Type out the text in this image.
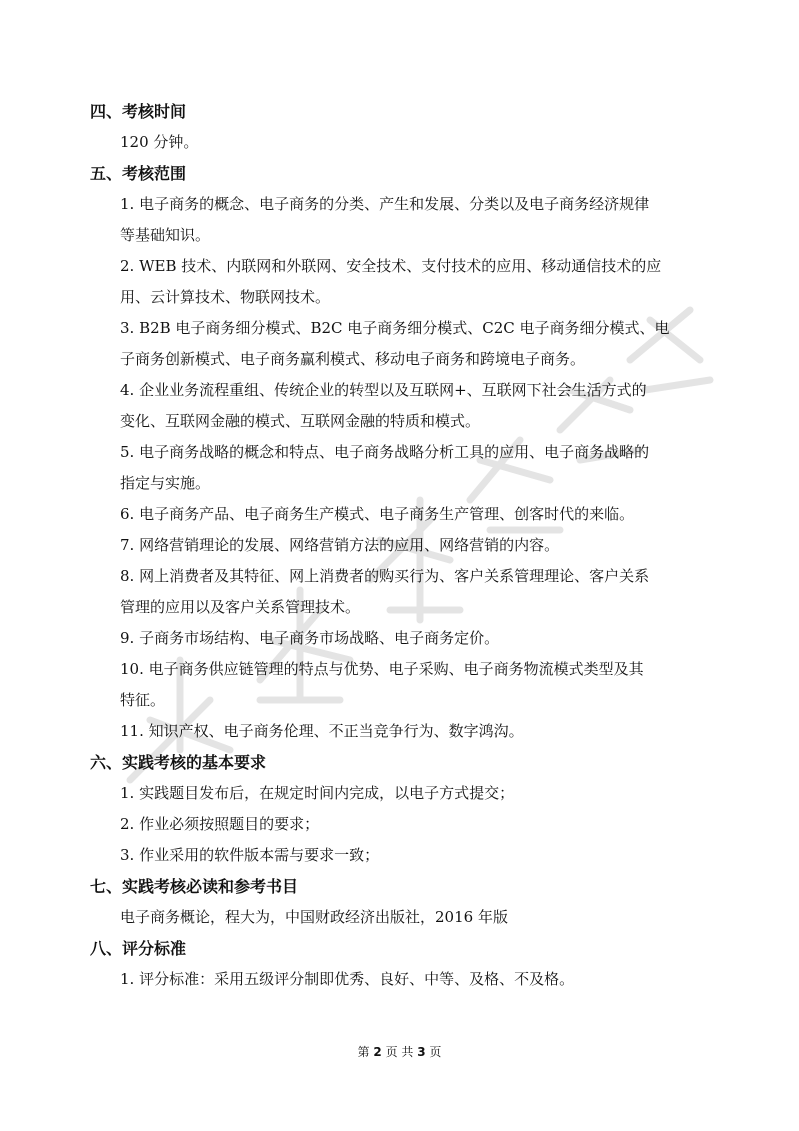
四、考核时间

120 分钟。

五、考核范围

1. 电子商务的概念、电子商务的分类、产生和发展、分类以及电子商务经济规律
等基础知识。
2. WEB 技术、内联网和外联网、安全技术、支付技术的应用、移动通信技术的应
用、云计算技术、物联网技术。
3. B2B 电子商务细分模式、B2C 电子商务细分模式、C2C 电子商务细分模式、电
子商务创新模式、电子商务赢利模式、移动电子商务和跨境电子商务。
4. 企业业务流程重组、传统企业的转型以及互联网+、互联网下社会生活方式的
变化、互联网金融的模式、互联网金融的特质和模式。
5. 电子商务战略的概念和特点、电子商务战略分析工具的应用、电子商务战略的
指定与实施。
6. 电子商务产品、电子商务生产模式、电子商务生产管理、创客时代的来临。
7. 网络营销理论的发展、网络营销方法的应用、网络营销的内容。
8. 网上消费者及其特征、网上消费者的购买行为、客户关系管理理论、客户关系
管理的应用以及客户关系管理技术。
9. 子商务市场结构、电子商务市场战略、电子商务定价。
10. 电子商务供应链管理的特点与优势、电子采购、电子商务物流模式类型及其
特征。
11. 知识产权、电子商务伦理、不正当竞争行为、数字鸿沟。

六、实践考核的基本要求

1. 实践题目发布后，在规定时间内完成，以电子方式提交；
2. 作业必须按照题目的要求；
3. 作业采用的软件版本需与要求一致；

七、实践考核必读和参考书目

电子商务概论，程大为，中国财政经济出版社，2016 年版

八、评分标准

1. 评分标准：采用五级评分制即优秀、良好、中等、及格、不及格。
第 2 页 共 3 页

## Requirement
Give the entries again word for word, but skip the pictures.

## Solution for this task
Type out the text in this image.
四、考核时间

120 分钟。

五、考核范围

1. 电子商务的概念、电子商务的分类、产生和发展、分类以及电子商务经济规律
等基础知识。
2. WEB 技术、内联网和外联网、安全技术、支付技术的应用、移动通信技术的应
用、云计算技术、物联网技术。
3. B2B 电子商务细分模式、B2C 电子商务细分模式、C2C 电子商务细分模式、电
子商务创新模式、电子商务赢利模式、移动电子商务和跨境电子商务。
4. 企业业务流程重组、传统企业的转型以及互联网+、互联网下社会生活方式的
变化、互联网金融的模式、互联网金融的特质和模式。
5. 电子商务战略的概念和特点、电子商务战略分析工具的应用、电子商务战略的
指定与实施。
6. 电子商务产品、电子商务生产模式、电子商务生产管理、创客时代的来临。
7. 网络营销理论的发展、网络营销方法的应用、网络营销的内容。
8. 网上消费者及其特征、网上消费者的购买行为、客户关系管理理论、客户关系
管理的应用以及客户关系管理技术。
9. 子商务市场结构、电子商务市场战略、电子商务定价。
10. 电子商务供应链管理的特点与优势、电子采购、电子商务物流模式类型及其
特征。
11. 知识产权、电子商务伦理、不正当竞争行为、数字鸿沟。

六、实践考核的基本要求

1. 实践题目发布后，在规定时间内完成，以电子方式提交；
2. 作业必须按照题目的要求；
3. 作业采用的软件版本需与要求一致；

七、实践考核必读和参考书目

电子商务概论，程大为，中国财政经济出版社，2016 年版

八、评分标准

1. 评分标准：采用五级评分制即优秀、良好、中等、及格、不及格。
第 2 页 共 3 页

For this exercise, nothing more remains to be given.